[Stored items]
╭──

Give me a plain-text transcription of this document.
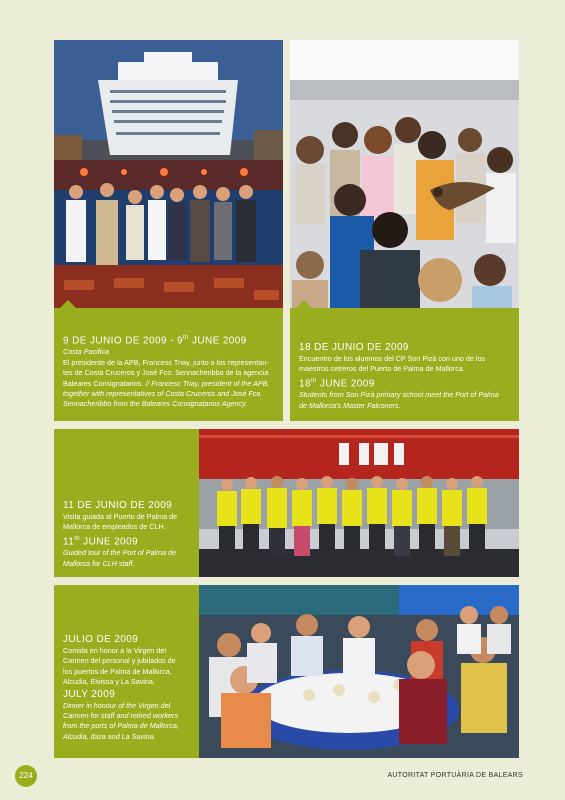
9 DE JUNIO DE 2009 - 9th JUNE 2009
Costa Pacifica
El presidente de la APB, Francesc Triay, junto a los representan-
tes de Costa Cruceros y José Fco. Sennacheribbo de la agencia
Baleares Consignatarios. // Francesc Triay, president of the APB,
together with representatives of Costa Cruceros and José Fco.
Sennacheribbo from the Baleares Consignatarios Agency.
18 DE JUNIO DE 2009
Encuentro de los alumnos del CP Son Pizà con uno de los
maestros cetreros del Puerto de Palma de Mallorca.
18th JUNE 2009
Students from Son Pizà primary school meet the Port of Palma
de Mallorca's Master Falconers.
11 DE JUNIO DE 2009
Visita guiada al Puerto de Palma de
Mallorca de empleados de CLH.
11th JUNE 2009
Guided tour of the Port of Palma de
Mallorca for CLH staff.
JULIO DE 2009
Comida en honor a la Virgen del
Carmen del personal y jubilados de
los puertos de Palma de Mallorca,
Alcudia, Eivissa y La Savina.
JULY 2009
Dinner in honour of the Virgen del
Carmen for staff and retired workers
from the ports of Palma de Mallorca,
Alcudia, Ibiza and La Savina.
224	AUTORITAT PORTUÀRIA DE BALEARS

╰──

What is expected: Omitting all images, retype each line of the records precisely.

Solved problem:
Give me a plain-text transcription of this document.
9 DE JUNIO DE 2009 - 9th JUNE 2009
Costa Pacifica
El presidente de la APB, Francesc Triay, junto a los representan-
tes de Costa Cruceros y José Fco. Sennacheribbo de la agencia
Baleares Consignatarios. // Francesc Triay, president of the APB,
together with representatives of Costa Cruceros and José Fco.
Sennacheribbo from the Baleares Consignatarios Agency.
18 DE JUNIO DE 2009
Encuentro de los alumnos del CP Son Pizà con uno de los
maestros cetreros del Puerto de Palma de Mallorca.
18th JUNE 2009
Students from Son Pizà primary school meet the Port of Palma
de Mallorca's Master Falconers.
11 DE JUNIO DE 2009
Visita guiada al Puerto de Palma de
Mallorca de empleados de CLH.
11th JUNE 2009
Guided tour of the Port of Palma de
Mallorca for CLH staff.
JULIO DE 2009
Comida en honor a la Virgen del
Carmen del personal y jubilados de
los puertos de Palma de Mallorca,
Alcudia, Eivissa y La Savina.
JULY 2009
Dinner in honour of the Virgen del
Carmen for staff and retired workers
from the ports of Palma de Mallorca,
Alcudia, Ibiza and La Savina.
224	AUTORITAT PORTUÀRIA DE BALEARS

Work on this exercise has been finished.